** Listed records **
** begin **
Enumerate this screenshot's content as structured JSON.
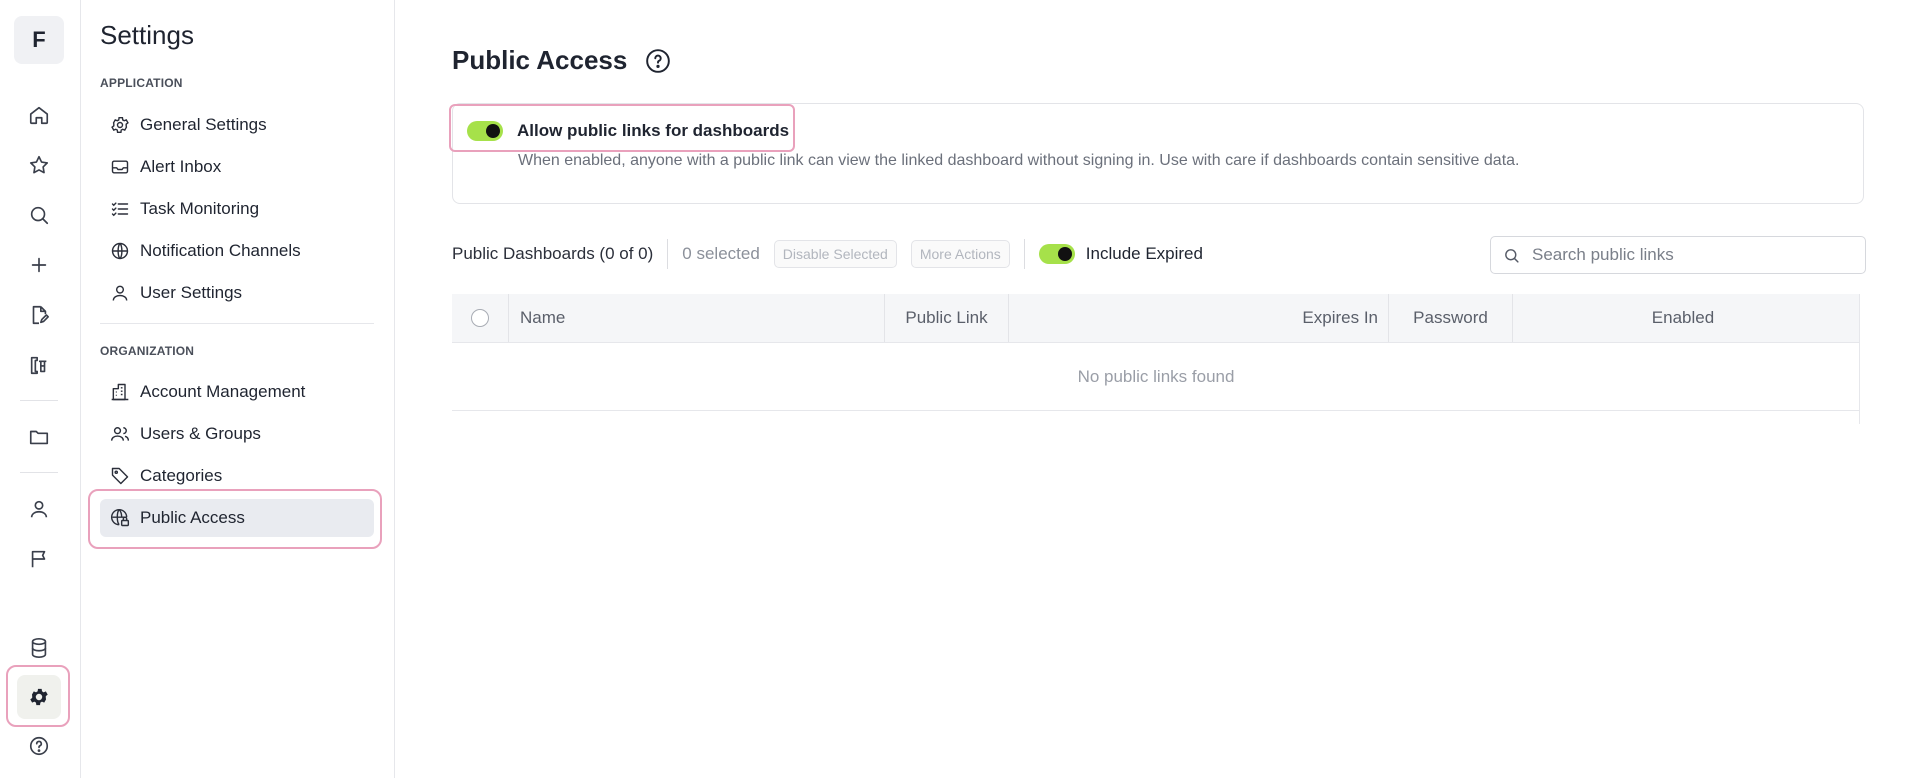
{
  "rail": {
    "logo": "F",
    "icons": [
      "home-icon",
      "star-icon",
      "search-icon",
      "plus-icon",
      "edit-document-icon",
      "beaker-icon",
      "folder-icon",
      "user-icon",
      "flag-icon",
      "database-icon",
      "gear-icon",
      "help-icon"
    ]
  },
  "sidebar": {
    "title": "Settings",
    "sections": [
      {
        "label": "APPLICATION",
        "items": [
          {
            "label": "General Settings",
            "icon": "gear-outline-icon"
          },
          {
            "label": "Alert Inbox",
            "icon": "inbox-icon"
          },
          {
            "label": "Task Monitoring",
            "icon": "list-check-icon"
          },
          {
            "label": "Notification Channels",
            "icon": "broadcast-icon"
          },
          {
            "label": "User Settings",
            "icon": "user-icon"
          }
        ]
      },
      {
        "label": "ORGANIZATION",
        "items": [
          {
            "label": "Account Management",
            "icon": "building-icon"
          },
          {
            "label": "Users & Groups",
            "icon": "users-icon"
          },
          {
            "label": "Categories",
            "icon": "tag-icon"
          },
          {
            "label": "Public Access",
            "icon": "globe-lock-icon",
            "active": true
          }
        ]
      }
    ]
  },
  "main": {
    "title": "Public Access",
    "allow": {
      "label": "Allow public links for dashboards",
      "description": "When enabled, anyone with a public link can view the linked dashboard without signing in. Use with care if dashboards contain sensitive data.",
      "enabled": true
    },
    "toolbar": {
      "count": "Public Dashboards (0 of 0)",
      "selected": "0 selected",
      "disable_selected": "Disable Selected",
      "more_actions": "More Actions",
      "include_expired": "Include Expired",
      "include_expired_on": true
    },
    "search": {
      "placeholder": "Search public links",
      "value": ""
    },
    "table": {
      "columns": [
        "Name",
        "Public Link",
        "Expires In",
        "Password",
        "Enabled"
      ],
      "empty": "No public links found"
    }
  },
  "colors": {
    "accent_toggle": "#a6e14a",
    "highlight": "#e9a1bc"
  }
}
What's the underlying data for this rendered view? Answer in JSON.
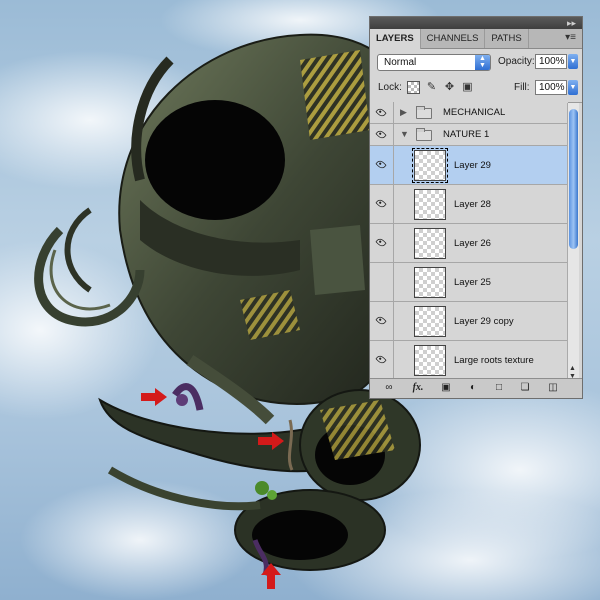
{
  "panel": {
    "collapse_icon": "double-chevron-right-icon",
    "tabs": [
      {
        "label": "LAYERS",
        "active": true
      },
      {
        "label": "CHANNELS",
        "active": false
      },
      {
        "label": "PATHS",
        "active": false
      }
    ],
    "menu_icon": "panel-menu-icon",
    "blend_mode": "Normal",
    "opacity_label": "Opacity:",
    "opacity_value": "100%",
    "lock_label": "Lock:",
    "fill_label": "Fill:",
    "fill_value": "100%",
    "layers": [
      {
        "type": "group",
        "name": "MECHANICAL",
        "expanded": false,
        "visible": true
      },
      {
        "type": "group",
        "name": "NATURE 1",
        "expanded": true,
        "visible": true
      },
      {
        "type": "layer",
        "name": "Layer 29",
        "visible": true,
        "selected": true
      },
      {
        "type": "layer",
        "name": "Layer 28",
        "visible": true,
        "selected": false
      },
      {
        "type": "layer",
        "name": "Layer 26",
        "visible": true,
        "selected": false
      },
      {
        "type": "layer",
        "name": "Layer 25",
        "visible": false,
        "selected": false
      },
      {
        "type": "layer",
        "name": "Layer 29 copy",
        "visible": true,
        "selected": false
      },
      {
        "type": "layer",
        "name": "Large roots texture",
        "visible": true,
        "selected": false
      }
    ],
    "bottom_icons": [
      "link-icon",
      "fx-icon",
      "mask-icon",
      "adjustment-icon",
      "folder-icon",
      "new-layer-icon",
      "trash-icon"
    ],
    "fx_label": "fx."
  },
  "colors": {
    "selection": "#b3cff0",
    "arrow": "#d41a1a",
    "sky": "#a9c4dc"
  }
}
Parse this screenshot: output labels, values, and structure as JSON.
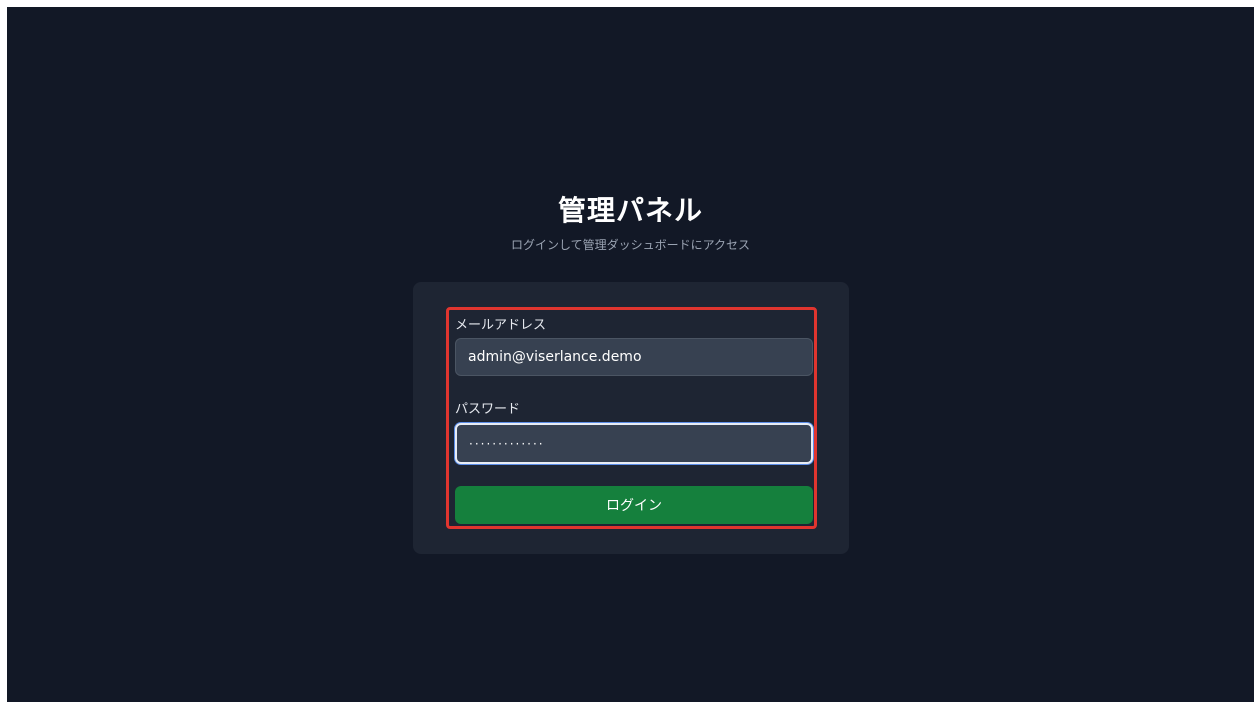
{
  "header": {
    "title": "管理パネル",
    "subtitle": "ログインして管理ダッシュボードにアクセス"
  },
  "form": {
    "email_label": "メールアドレス",
    "email_value": "admin@viserlance.demo",
    "password_label": "パスワード",
    "password_masked": "·············",
    "login_label": "ログイン"
  },
  "colors": {
    "background": "#121826",
    "card": "#1e2533",
    "input": "#374151",
    "button": "#15803d",
    "highlight": "#e0352f"
  }
}
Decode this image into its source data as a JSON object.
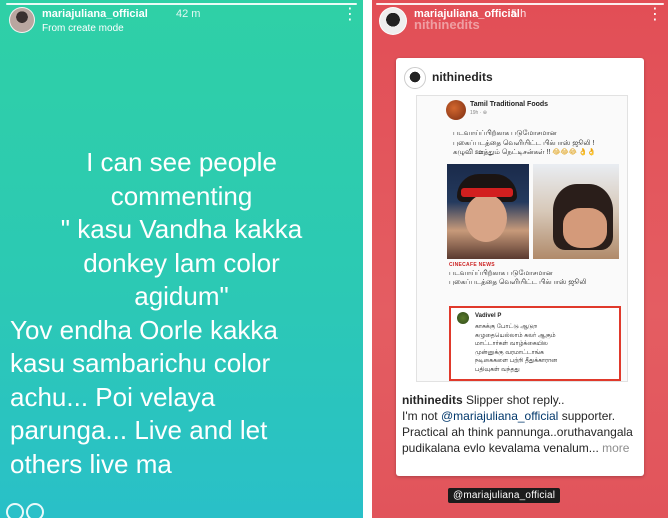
{
  "left_story": {
    "username": "mariajuliana_official",
    "time": "42 m",
    "subtitle": "From create mode",
    "body_lines": [
      "I can see people",
      "commenting",
      "\" kasu Vandha kakka",
      "donkey lam color",
      "agidum\"",
      "Yov endha Oorle kakka",
      "kasu sambarichu color",
      "achu...  Poi velaya",
      "parunga... Live and let",
      "others live ma"
    ],
    "background_colors": [
      "#2fd0a6",
      "#29c0c8"
    ]
  },
  "right_story": {
    "username": "mariajuliana_official",
    "username_overlay": "nithinedits",
    "time": "5 h",
    "background_color": "#e24e56",
    "post": {
      "account": "nithinedits",
      "shared": {
        "page_name": "Tamil Traditional Foods",
        "page_meta": "19h · ⊕",
        "caption_lines": [
          "படவாய்ப்பிற்காக படுமோசமான",
          "புகைப்படத்தை வெளியிட்ட பிக்பாஸ் ஜூலி !",
          "கழுவி ஊத்தும் நெட்டிசன்கள் !!"
        ],
        "caption_emojis": "😂😂😂 👌👌",
        "news_source": "CINECAFE NEWS",
        "news_caption_lines": [
          "படவாய்ப்பிற்காக படுமோசமான",
          "புகைப்படத்தை வெளியிட்ட பிக்பாஸ் ஜூலி"
        ],
        "comment": {
          "name": "Vadivel P",
          "lines": [
            "காசுக்கு போட்டு ஆடுற",
            "கழுதையெல்லாம் கலர் ஆகும்",
            "மாட்டார்கள் வாழ்க்கையில",
            "முன்னுக்கு வரமாட்டாங்க",
            "நடிகைகளை பற்றி தீதுக்காரான",
            "பதிவுகள் வந்தது"
          ]
        }
      },
      "caption": {
        "account": "nithinedits",
        "text1": "Slipper shot reply..",
        "text2_prefix": "I'm not",
        "mention": "@mariajuliana_official",
        "text2_suffix": "supporter.",
        "text3": "Practical ah think pannunga..oruthavangala",
        "text4": "pudikalana evlo kevalama venalum...",
        "more": "more"
      }
    },
    "mention_tag": "@mariajuliana_official"
  },
  "icons": [
    "avatar",
    "more-vertical-icon",
    "progress-bar"
  ]
}
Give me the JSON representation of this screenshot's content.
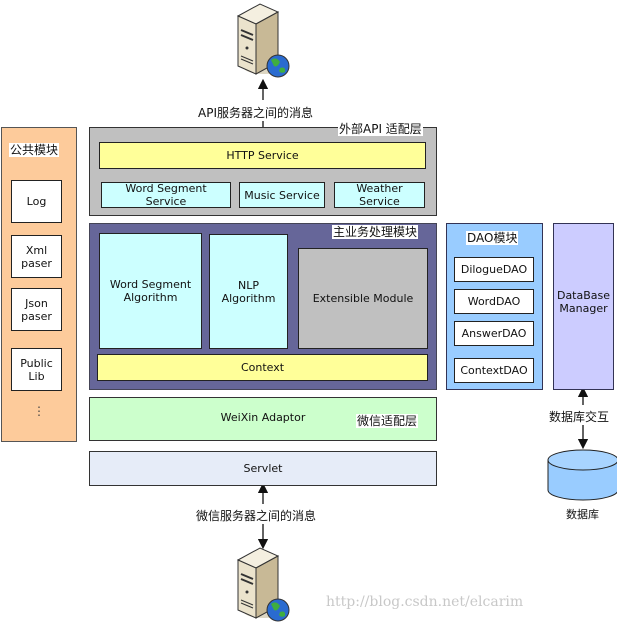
{
  "top_server": {
    "icon": "server-globe-icon"
  },
  "bottom_server": {
    "icon": "server-globe-icon"
  },
  "captions": {
    "api_message": "API服务器之间的消息",
    "weixin_message": "微信服务器之间的消息",
    "db_interaction": "数据库交互",
    "database": "数据库"
  },
  "common_module": {
    "title": "公共模块",
    "items": [
      "Log",
      "Xml\npaser",
      "Json\npaser",
      "Public\nLib"
    ],
    "ellipsis": "⋮"
  },
  "api_adaptor": {
    "title": "外部API 适配层",
    "http": "HTTP Service",
    "services": [
      "Word Segment\nService",
      "Music Service",
      "Weather\nService"
    ]
  },
  "business": {
    "title": "主业务处理模块",
    "modules": [
      "Word Segment\nAlgorithm",
      "NLP\nAlgorithm",
      "Extensible Module"
    ],
    "context": "Context"
  },
  "weixin_adaptor": {
    "label": "WeiXin Adaptor",
    "title": "微信适配层"
  },
  "servlet": {
    "label": "Servlet"
  },
  "dao_module": {
    "title": "DAO模块",
    "items": [
      "DilogueDAO",
      "WordDAO",
      "AnswerDAO",
      "ContextDAO"
    ]
  },
  "db_manager": {
    "label": "DataBase\nManager"
  },
  "watermark": "http://blog.csdn.net/elcarim",
  "colors": {
    "common_bg": "#fdcb9b",
    "api_bg": "#c0c0c0",
    "yellow": "#ffff99",
    "cyan": "#ccffff",
    "business_bg": "#666699",
    "weixin_bg": "#ccffcc",
    "servlet_bg": "#e6ecf8",
    "dao_bg": "#99ccff",
    "dbm_bg": "#ccccff",
    "db_cylinder": "#99ccff"
  }
}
** end **
Identify each line holding the string "view", and copy it out.

** Task response **
      "description": "When enabled, anyone with a public link can view the linked dashboard without signing in. Use with care if dashboards contain sensitive data.",
What's the underlying data for this rendered view? Answer in JSON.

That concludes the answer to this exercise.